Document:

Xtra-Gold Resources Corp.: Exhibit 10.37 - Filed by newsfilecorp.com

Exhibit 10.37 

CONSULTING AGREEMENT 

     THIS
AGREEMENT is entered into this 1st day of June,
2010 between XTRA-GOLD MINING LIMITED (“XG Mining”) and
XTRA-GOLD EXPLORATION LIMITED (“XGEL”), each being a Ghanaian
company registered under the laws of Ghana, having a registered and head office
at 2 Masalakye Street, Kwabeng, Ghana and BROKTON INTERNATIONAL LTD.
(“Brokton”), a corporation incorporated under the laws of the Turks
and Caicos Islands, having a registered and head office at P.O. Box 150, Design
House, Providenciales, Turks and Caicos Islands, British West Indies. 

     WHEREAS Brokton
possesses the requisite knowledge and experience with respect to the precious
metals industry, mineral exploration and production, including the ability to
provide senior management services to a resource company; 

     AND WHEREAS
James Longshore (“Longshore”) is the sole director, officer and
shareholder of Brokton and is also an officer and director of XG Mining and XGEL
(collectively, the “Companies”); 

     AND WHEREAS
the Companies wish to engage Brokton for the purpose of engaging Longshore’s
consulting services as General Manager of the Companies; 

     NOW
THEREFORE, in consideration of the premises and mutual
covenants contained herein and other good and valuable consideration (the
receipt and sufficiency whereof is hereby acknowledged), the parties covenant
and agree as follows: 

1. Services. 

     (a) Brokton shall provide the
services of Longshore, who shall act as General Manager of the Companies, which
services include, but shall not be limited to, the stewardship of the Companies
and the oversight of their respective exploration activities (the
“Services”).
────
Exercise description - Carry on the consulting agreement between the Xtra-Gold companies and Brokton, starting right after its definition of the "Services." You won't need the data for this.

Data section -
────
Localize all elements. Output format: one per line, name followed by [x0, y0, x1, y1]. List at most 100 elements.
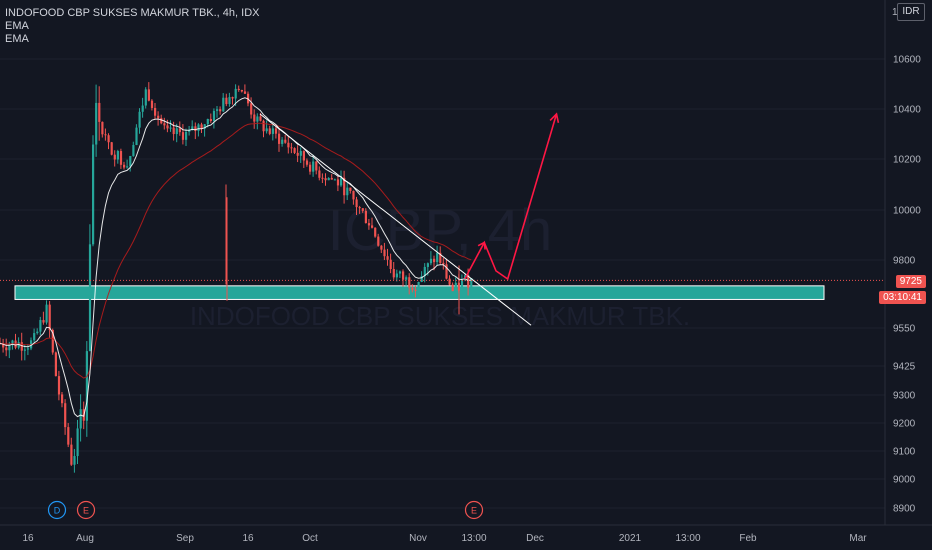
────
Output below -
     (b) Brokton shall render the Services,
as may be required from time to time, primarily at the Companies’ place of
business or project locations, or at such other place or places as may be
reasonably requested by the Companies. 

     (c) Brokton’s Services on any given
day shall generally be at Brokton’s discretion, but at all times shall be
subject to and dependent upon the needs of the Companies, which rely upon
Brokton to ensure that it devotes sufficient time as is necessary in order to
fulfill the spirit and purpose of this Agreement. 

2. Term. 

     (a) The term of this Agreement
is one year commencing on January 1, 2010 and ending on December 31, 2010 (the
“Term”) unless terminated earlier pursuant to paragraph 4 hereunder. 

     (b) Notice of renewal of the Term (the
“Renewal”) may emanate from either Party provided that unless the Parties
mutually agree in writing, no Renewal shall come into force. The Renewal shall
be agreed upon in writing among the Parties no less than 30 days prior to the
expiration of the Term and shall be made on the same terms and conditions as set
out in this Agreement, unless amended at the time of Renewal, failing which this
Agreement will immediately terminate and be of no further force and effect. 

3. Compensation.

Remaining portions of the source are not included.